= INSTRUCTION =
Could you restate the gwin documentation between "The executable gwin" and "of the model.", inclusive, replacing "PSD" with "power spectral density"?

= PAGE EXTRACT =

━━━━━━━━━━━━━━━━━━━━━━━━━━━━━━

Sampling the parameter space (gwin)

Overview

The executable gwin is designed to sample the parameter space and save the samples in an HDF file. A high-level description of the gwin algorithm is

  1. Read priors from a configuration file.

  2. Setup the model to use. If the model uses data, then:

    1. Read gravitational-wave strain from a gravitational-wave model or use recolored fake strain.
    2. Estimate a PSD.
  3. Run a sampler to estimate the posterior distribution of the model.

Options for samplers, models, and priors

For a full listing of all options run gwin --help. In this subsection we reference documentation for Python classes that contain more information about choices for samplers, likelihood models, and priors.

The user specifies the sampler on the command line with the --sampler option. A complete list of samplers is given in gwin --help. These samplers are described in gwin.sampler.KombineSampler, gwin.sampler.EmceeEnsembleSampler, and gwin.sampler.EmceePTSampler. In addition to --sampler the user will need to specify the number of walkers to use --nwalkers, and for parallel-tempered samplers the number of temperatures --ntemps. You also need to either specify the number of iterations to run for using --niterations or the number of independent samples to collect using --n-independent-samples. For the latter, a burn-in function must be specified using --burn-in-function. In this case, the program will run until the sampler has burned in, at which point the number of independent samples equals the number of walkers. If the number of independent samples desired is greater than the number of walkers, the program will continue to run until it has collected the specified number of independent samples (to do this, an autocorrelation length is computed at each checkpoint to determine how many iterations need to be skipped to obtain independent samples).

━━━━━━━━━━━━━━━━━━━━━━━━━━━━━━

[Collection entries]

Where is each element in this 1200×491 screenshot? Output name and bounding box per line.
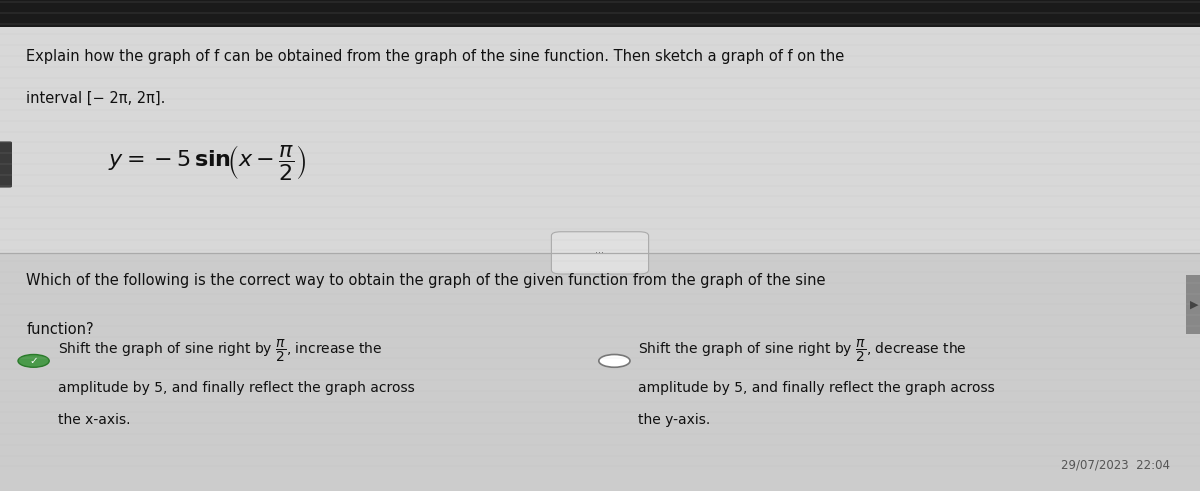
FancyBboxPatch shape <box>0 141 12 188</box>
Text: 29/07/2023  22:04: 29/07/2023 22:04 <box>1061 459 1170 471</box>
Text: $y = -5\,\mathbf{sin}\!\left(x - \dfrac{\pi}{2}\right)$: $y = -5\,\mathbf{sin}\!\left(x - \dfrac{… <box>108 142 306 182</box>
FancyBboxPatch shape <box>552 232 649 274</box>
FancyBboxPatch shape <box>0 253 1200 491</box>
Text: interval [− 2π, 2π].: interval [− 2π, 2π]. <box>26 91 166 106</box>
Text: Shift the graph of sine right by $\dfrac{\pi}{2}$, decrease the: Shift the graph of sine right by $\dfrac… <box>638 338 967 364</box>
Text: Which of the following is the correct way to obtain the graph of the given funct: Which of the following is the correct wa… <box>26 273 826 288</box>
FancyBboxPatch shape <box>0 0 1200 27</box>
Text: ▶: ▶ <box>1189 300 1199 309</box>
Text: Explain how the graph of f can be obtained from the graph of the sine function. : Explain how the graph of f can be obtain… <box>26 49 845 64</box>
Circle shape <box>18 355 49 367</box>
Text: the y-axis.: the y-axis. <box>638 413 710 427</box>
Text: ✓: ✓ <box>29 356 38 366</box>
Text: ···: ··· <box>595 248 605 258</box>
Text: amplitude by 5, and finally reflect the graph across: amplitude by 5, and finally reflect the … <box>638 381 995 395</box>
Text: the x-axis.: the x-axis. <box>58 413 130 427</box>
Text: amplitude by 5, and finally reflect the graph across: amplitude by 5, and finally reflect the … <box>58 381 414 395</box>
FancyBboxPatch shape <box>0 27 1200 253</box>
Circle shape <box>599 355 630 367</box>
FancyBboxPatch shape <box>1186 275 1200 334</box>
Text: function?: function? <box>26 322 94 337</box>
Text: Shift the graph of sine right by $\dfrac{\pi}{2}$, increase the: Shift the graph of sine right by $\dfrac… <box>58 338 382 364</box>
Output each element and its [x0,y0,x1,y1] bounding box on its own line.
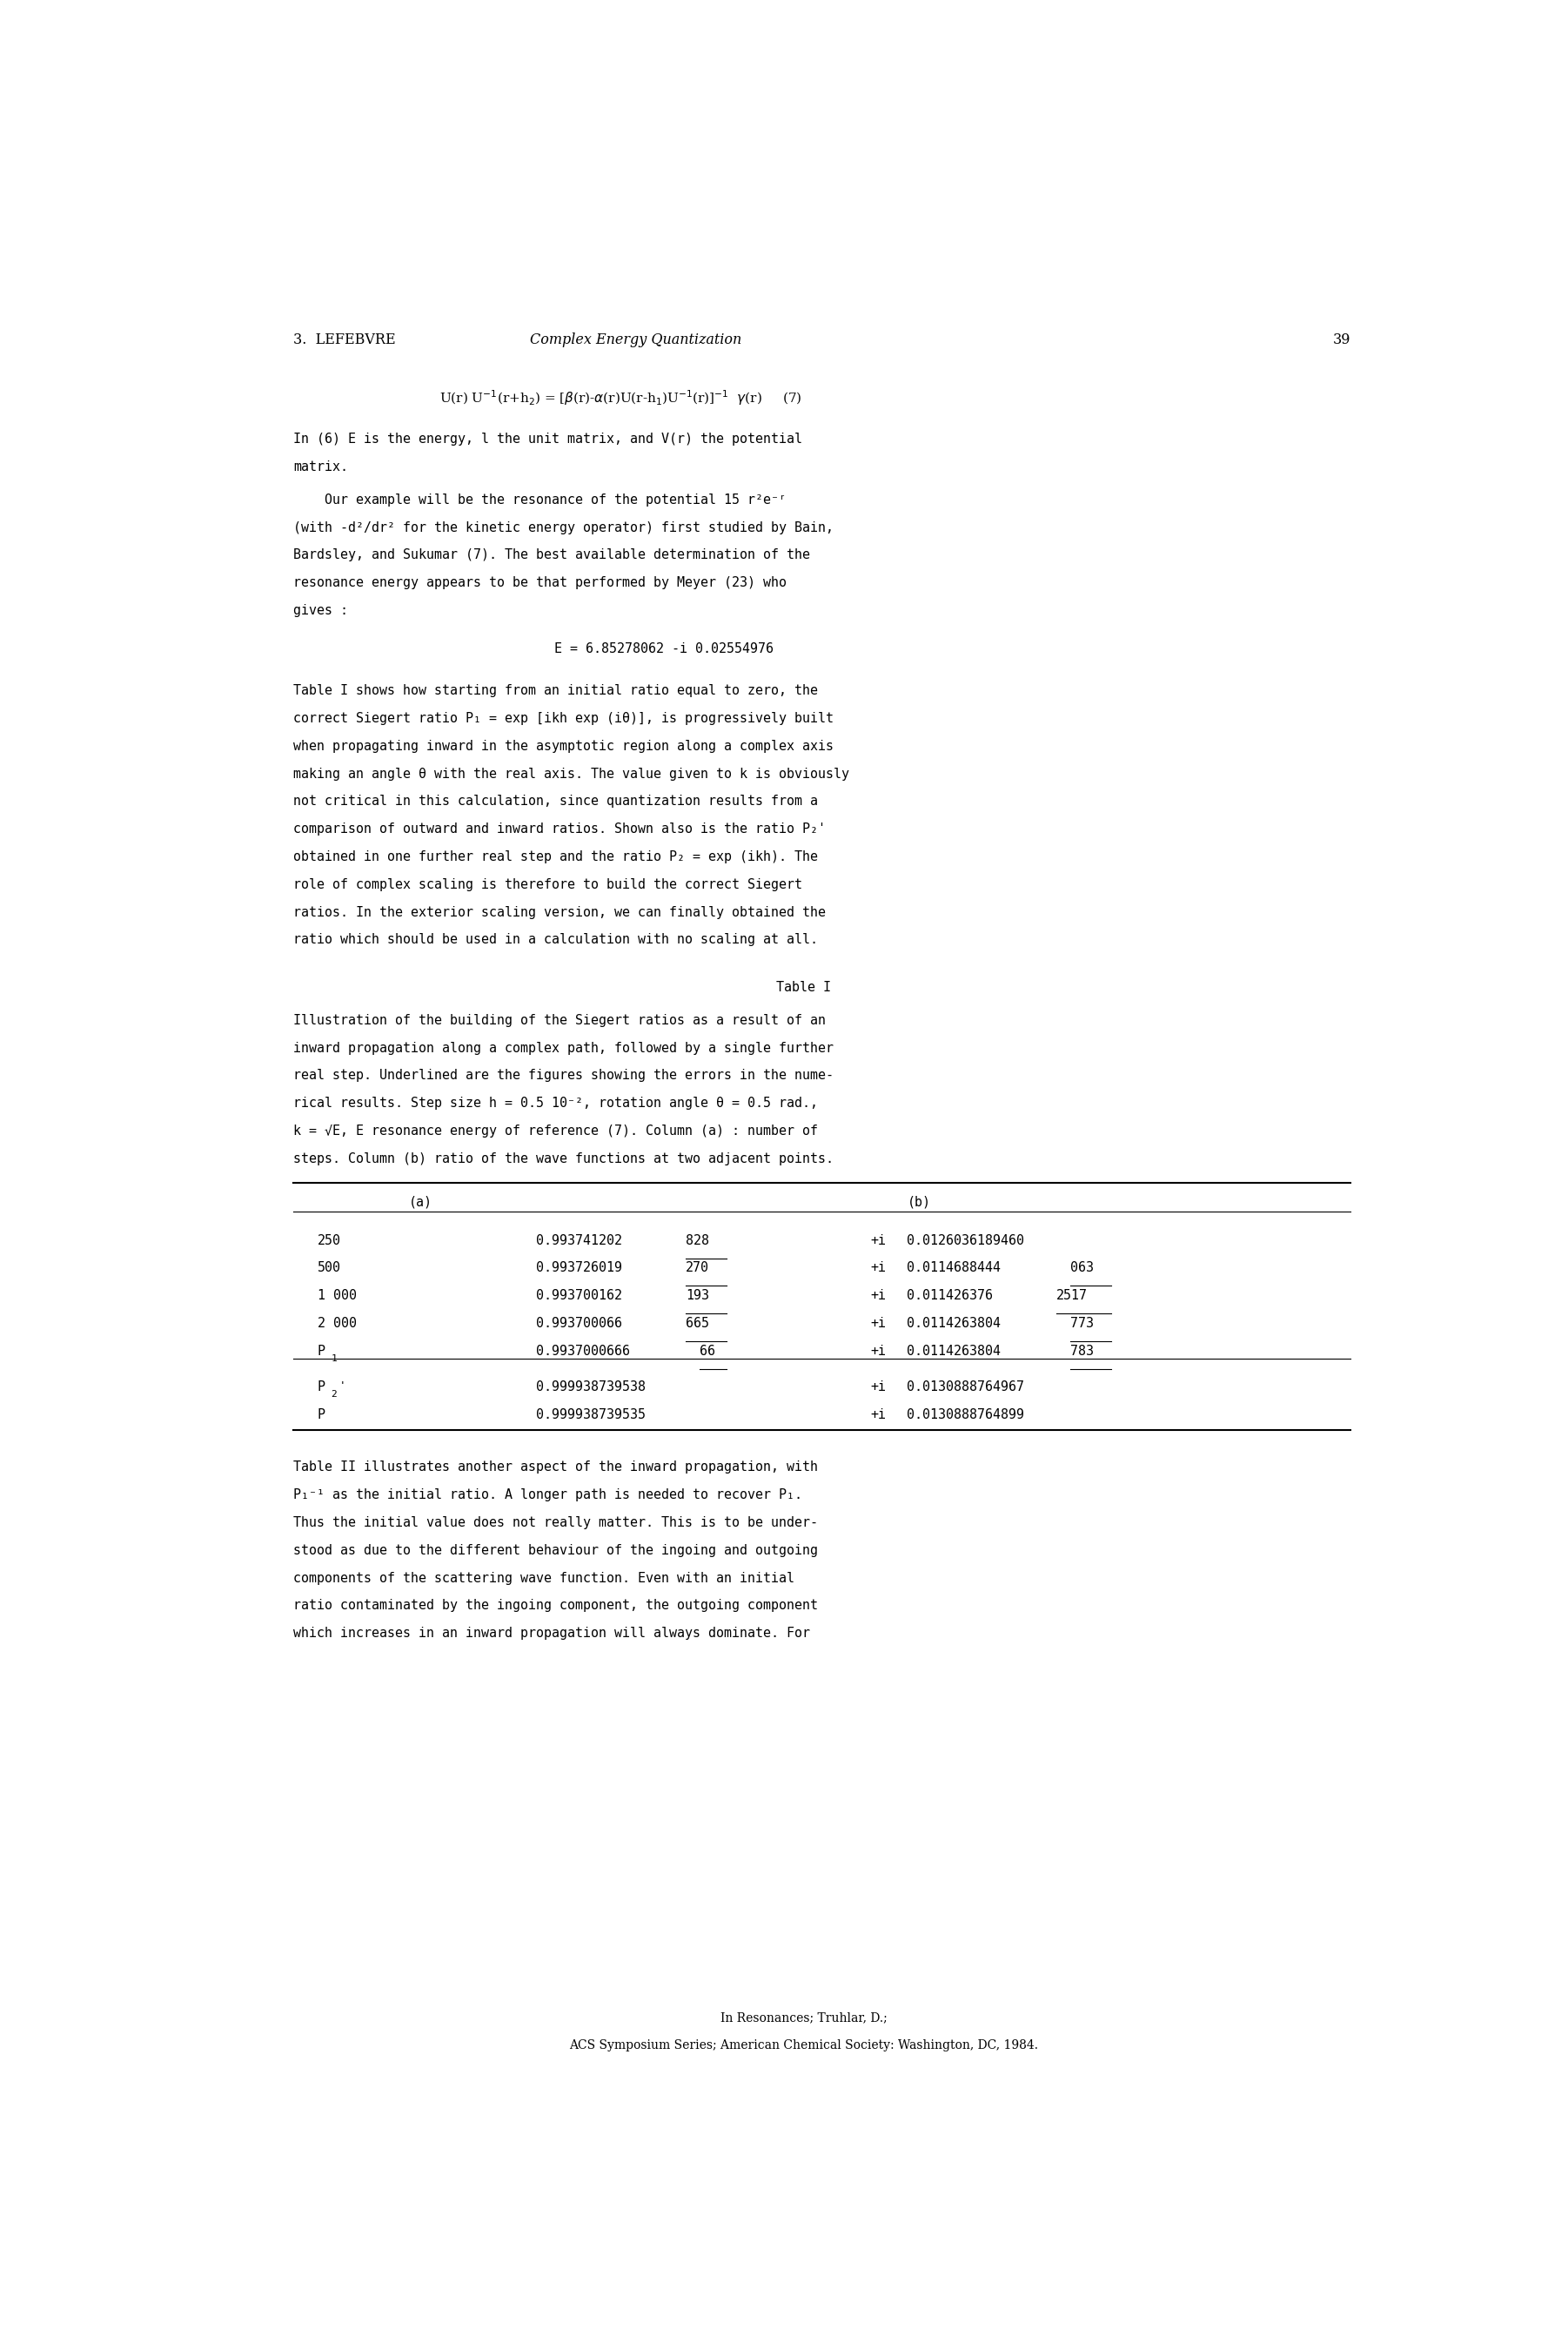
Text: Table II illustrates another aspect of the inward propagation, with: Table II illustrates another aspect of t… [293,1462,818,1473]
Text: ratios. In the exterior scaling version, we can finally obtained the: ratios. In the exterior scaling version,… [293,905,826,919]
Text: 2: 2 [331,1391,337,1398]
Text: components of the scattering wave function. Even with an initial: components of the scattering wave functi… [293,1572,795,1584]
Text: making an angle θ with the real axis. The value given to k is obviously: making an angle θ with the real axis. Th… [293,768,850,780]
Text: +i: +i [870,1290,886,1302]
Text: +i: +i [870,1262,886,1274]
Text: Illustration of the building of the Siegert ratios as a result of an: Illustration of the building of the Sieg… [293,1013,826,1027]
Text: 0.993700162: 0.993700162 [536,1290,622,1302]
Text: 0.993700066: 0.993700066 [536,1316,622,1330]
Text: gives :: gives : [293,604,348,618]
Text: obtained in one further real step and the ratio P₂ = exp (ikh). The: obtained in one further real step and th… [293,851,818,862]
Text: 773: 773 [1071,1316,1094,1330]
Text: stood as due to the different behaviour of the ingoing and outgoing: stood as due to the different behaviour … [293,1544,818,1558]
Text: which increases in an inward propagation will always dominate. For: which increases in an inward propagation… [293,1626,811,1640]
Text: 0.0114263804: 0.0114263804 [906,1344,1000,1358]
Text: 0.011426376: 0.011426376 [906,1290,993,1302]
Text: 1: 1 [331,1354,337,1363]
Text: ratio contaminated by the ingoing component, the outgoing component: ratio contaminated by the ingoing compon… [293,1600,818,1612]
Text: +i: +i [870,1344,886,1358]
Text: 193: 193 [685,1290,709,1302]
Text: Thus the initial value does not really matter. This is to be under-: Thus the initial value does not really m… [293,1516,818,1530]
Text: 0.0114688444: 0.0114688444 [906,1262,1000,1274]
Text: resonance energy appears to be that performed by Meyer (23) who: resonance energy appears to be that perf… [293,576,787,590]
Text: comparison of outward and inward ratios. Shown also is the ratio P₂': comparison of outward and inward ratios.… [293,822,826,837]
Text: 0.9937000666: 0.9937000666 [536,1344,630,1358]
Text: 0.999938739538: 0.999938739538 [536,1379,646,1394]
Text: 0.0126036189460: 0.0126036189460 [906,1234,1024,1248]
Text: role of complex scaling is therefore to build the correct Siegert: role of complex scaling is therefore to … [293,879,803,891]
Text: 0.0130888764899: 0.0130888764899 [906,1408,1024,1422]
Text: Bardsley, and Sukumar (7). The best available determination of the: Bardsley, and Sukumar (7). The best avai… [293,548,811,562]
Text: P: P [317,1379,325,1394]
Text: ratio which should be used in a calculation with no scaling at all.: ratio which should be used in a calculat… [293,933,818,947]
Text: 0.0114263804: 0.0114263804 [906,1316,1000,1330]
Text: +i: +i [870,1234,886,1248]
Text: Our example will be the resonance of the potential 15 r²e⁻ʳ: Our example will be the resonance of the… [293,494,787,505]
Text: 3.  LEFEBVRE: 3. LEFEBVRE [293,334,395,348]
Text: 270: 270 [685,1262,709,1274]
Text: (with -d²/dr² for the kinetic energy operator) first studied by Bain,: (with -d²/dr² for the kinetic energy ope… [293,522,834,533]
Text: 500: 500 [317,1262,340,1274]
Text: 828: 828 [685,1234,709,1248]
Text: ': ' [339,1379,347,1391]
Text: P₁⁻¹ as the initial ratio. A longer path is needed to recover P₁.: P₁⁻¹ as the initial ratio. A longer path… [293,1488,803,1502]
Text: matrix.: matrix. [293,461,348,472]
Text: 0.999938739535: 0.999938739535 [536,1408,646,1422]
Text: +i: +i [870,1379,886,1394]
Text: 0.0130888764967: 0.0130888764967 [906,1379,1024,1394]
Text: 250: 250 [317,1234,340,1248]
Text: 39: 39 [1333,334,1350,348]
Text: (a): (a) [409,1196,433,1208]
Text: ACS Symposium Series; American Chemical Society: Washington, DC, 1984.: ACS Symposium Series; American Chemical … [569,2040,1038,2052]
Text: 2517: 2517 [1057,1290,1088,1302]
Text: P: P [317,1344,325,1358]
Text: 665: 665 [685,1316,709,1330]
Text: not critical in this calculation, since quantization results from a: not critical in this calculation, since … [293,794,818,808]
Text: +i: +i [870,1408,886,1422]
Text: Table I shows how starting from an initial ratio equal to zero, the: Table I shows how starting from an initi… [293,684,818,698]
Text: steps. Column (b) ratio of the wave functions at two adjacent points.: steps. Column (b) ratio of the wave func… [293,1152,834,1166]
Text: 0.993726019: 0.993726019 [536,1262,622,1274]
Text: correct Siegert ratio P₁ = exp [ikh exp (iθ)], is progressively built: correct Siegert ratio P₁ = exp [ikh exp … [293,712,834,726]
Text: U(r) U$^{-1}$(r+h$_2$) = [$\beta$(r)-$\alpha$(r)U(r-h$_1$)U$^{-1}$(r)]$^{-1}$  $: U(r) U$^{-1}$(r+h$_2$) = [$\beta$(r)-$\a… [439,388,801,407]
Text: 1 000: 1 000 [317,1290,356,1302]
Text: rical results. Step size h = 0.5 10⁻², rotation angle θ = 0.5 rad.,: rical results. Step size h = 0.5 10⁻², r… [293,1097,818,1109]
Text: 063: 063 [1071,1262,1094,1274]
Text: +i: +i [870,1316,886,1330]
Text: inward propagation along a complex path, followed by a single further: inward propagation along a complex path,… [293,1041,834,1055]
Text: 783: 783 [1071,1344,1094,1358]
Text: real step. Underlined are the figures showing the errors in the nume-: real step. Underlined are the figures sh… [293,1069,834,1081]
Text: Table I: Table I [776,980,831,994]
Text: In Resonances; Truhlar, D.;: In Resonances; Truhlar, D.; [720,2012,887,2023]
Text: k = √E, E resonance energy of reference (7). Column (a) : number of: k = √E, E resonance energy of reference … [293,1123,818,1137]
Text: 0.993741202: 0.993741202 [536,1234,622,1248]
Text: when propagating inward in the asymptotic region along a complex axis: when propagating inward in the asymptoti… [293,740,834,752]
Text: E = 6.85278062 -i 0.02554976: E = 6.85278062 -i 0.02554976 [555,644,773,656]
Text: 66: 66 [699,1344,715,1358]
Text: (b): (b) [908,1196,931,1208]
Text: In (6) E is the energy, l the unit matrix, and V(r) the potential: In (6) E is the energy, l the unit matri… [293,432,803,446]
Text: 2 000: 2 000 [317,1316,356,1330]
Text: P: P [317,1408,325,1422]
Text: Complex Energy Quantization: Complex Energy Quantization [530,334,742,348]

━━━━━━━━━━━━━━━━━━━━━━━━━━━━━━

= COMPLETE OUTPUT =
The executable gwin is designed to sample the parameter space and save the samples in an HDF file. A high-level description of the gwin algorithm is

  1. Read priors from a configuration file.

  2. Setup the model to use. If the model uses data, then:

    1. Read gravitational-wave strain from a gravitational-wave model or use recolored fake strain.
    2. Estimate a power spectral density.
  3. Run a sampler to estimate the posterior distribution of the model.